- _TO DO_:
Please write out the material that follows, exactly as it stands.

-- start AVAILABLE RECORDS --

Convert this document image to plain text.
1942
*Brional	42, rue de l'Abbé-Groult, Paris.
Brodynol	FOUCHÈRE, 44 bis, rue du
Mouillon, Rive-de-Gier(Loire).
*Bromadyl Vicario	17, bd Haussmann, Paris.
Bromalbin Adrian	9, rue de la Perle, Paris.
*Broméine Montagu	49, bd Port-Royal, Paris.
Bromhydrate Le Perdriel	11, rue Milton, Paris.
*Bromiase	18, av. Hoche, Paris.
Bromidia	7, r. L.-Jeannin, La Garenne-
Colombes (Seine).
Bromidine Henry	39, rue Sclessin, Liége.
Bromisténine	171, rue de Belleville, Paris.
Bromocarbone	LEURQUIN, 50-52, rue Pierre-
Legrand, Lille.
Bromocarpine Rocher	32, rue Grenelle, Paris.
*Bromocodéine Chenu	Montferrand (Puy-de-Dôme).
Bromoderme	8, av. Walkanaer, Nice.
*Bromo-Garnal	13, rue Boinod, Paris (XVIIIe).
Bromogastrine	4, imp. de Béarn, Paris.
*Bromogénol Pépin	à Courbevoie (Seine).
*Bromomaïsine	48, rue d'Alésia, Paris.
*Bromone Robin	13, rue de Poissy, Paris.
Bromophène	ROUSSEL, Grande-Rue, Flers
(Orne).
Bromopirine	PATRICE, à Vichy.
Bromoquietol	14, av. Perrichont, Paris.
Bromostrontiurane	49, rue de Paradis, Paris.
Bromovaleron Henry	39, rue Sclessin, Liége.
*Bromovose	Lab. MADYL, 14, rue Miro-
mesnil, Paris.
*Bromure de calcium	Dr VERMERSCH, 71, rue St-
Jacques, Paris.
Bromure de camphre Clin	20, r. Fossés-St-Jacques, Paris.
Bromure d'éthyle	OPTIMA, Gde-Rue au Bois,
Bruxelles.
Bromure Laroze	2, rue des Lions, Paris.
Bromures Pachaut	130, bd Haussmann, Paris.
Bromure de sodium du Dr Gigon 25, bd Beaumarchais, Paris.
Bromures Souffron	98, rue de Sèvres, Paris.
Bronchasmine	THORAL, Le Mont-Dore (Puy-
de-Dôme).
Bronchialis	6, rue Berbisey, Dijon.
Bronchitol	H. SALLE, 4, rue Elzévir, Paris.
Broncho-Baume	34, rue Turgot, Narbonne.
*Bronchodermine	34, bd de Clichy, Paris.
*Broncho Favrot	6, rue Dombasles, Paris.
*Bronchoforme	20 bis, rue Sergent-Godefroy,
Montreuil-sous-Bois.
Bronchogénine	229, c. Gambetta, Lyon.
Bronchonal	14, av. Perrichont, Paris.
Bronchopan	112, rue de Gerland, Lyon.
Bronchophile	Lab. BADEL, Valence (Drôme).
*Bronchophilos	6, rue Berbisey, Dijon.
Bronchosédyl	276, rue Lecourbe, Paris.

-- end AVAILABLE RECORDS --

- _THE RESULT_:
Convert this document image to plain text.
1942
*Brional	42, rue de l'Abbé-Groult, Paris.
Brodynol	FOUCHÈRE, 44 bis, rue du
Mouillon, Rive-de-Gier(Loire).
*Bromadyl Vicario	17, bd Haussmann, Paris.
Bromalbin Adrian	9, rue de la Perle, Paris.
*Broméine Montagu	49, bd Port-Royal, Paris.
Bromhydrate Le Perdriel	11, rue Milton, Paris.
*Bromiase	18, av. Hoche, Paris.
Bromidia	7, r. L.-Jeannin, La Garenne-
Colombes (Seine).
Bromidine Henry	39, rue Sclessin, Liége.
Bromisténine	171, rue de Belleville, Paris.
Bromocarbone	LEURQUIN, 50-52, rue Pierre-
Legrand, Lille.
Bromocarpine Rocher	32, rue Grenelle, Paris.
*Bromocodéine Chenu	Montferrand (Puy-de-Dôme).
Bromoderme	8, av. Walkanaer, Nice.
*Bromo-Garnal	13, rue Boinod, Paris (XVIIIe).
Bromogastrine	4, imp. de Béarn, Paris.
*Bromogénol Pépin	à Courbevoie (Seine).
*Bromomaïsine	48, rue d'Alésia, Paris.
*Bromone Robin	13, rue de Poissy, Paris.
Bromophène	ROUSSEL, Grande-Rue, Flers
(Orne).
Bromopirine	PATRICE, à Vichy.
Bromoquietol	14, av. Perrichont, Paris.
Bromostrontiurane	49, rue de Paradis, Paris.
Bromovaleron Henry	39, rue Sclessin, Liége.
*Bromovose	Lab. MADYL, 14, rue Miro-
mesnil, Paris.
*Bromure de calcium	Dr VERMERSCH, 71, rue St-
Jacques, Paris.
Bromure de camphre Clin	20, r. Fossés-St-Jacques, Paris.
Bromure d'éthyle	OPTIMA, Gde-Rue au Bois,
Bruxelles.
Bromure Laroze	2, rue des Lions, Paris.
Bromures Pachaut	130, bd Haussmann, Paris.
Bromure de sodium du Dr Gigon 25, bd Beaumarchais, Paris.
Bromures Souffron	98, rue de Sèvres, Paris.
Bronchasmine	THORAL, Le Mont-Dore (Puy-
de-Dôme).
Bronchialis	6, rue Berbisey, Dijon.
Bronchitol	H. SALLE, 4, rue Elzévir, Paris.
Broncho-Baume	34, rue Turgot, Narbonne.
*Bronchodermine	34, bd de Clichy, Paris.
*Broncho Favrot	6, rue Dombasles, Paris.
*Bronchoforme	20 bis, rue Sergent-Godefroy,
Montreuil-sous-Bois.
Bronchogénine	229, c. Gambetta, Lyon.
Bronchonal	14, av. Perrichont, Paris.
Bronchopan	112, rue de Gerland, Lyon.
Bronchophile	Lab. BADEL, Valence (Drôme).
*Bronchophilos	6, rue Berbisey, Dijon.
Bronchosédyl	276, rue Lecourbe, Paris.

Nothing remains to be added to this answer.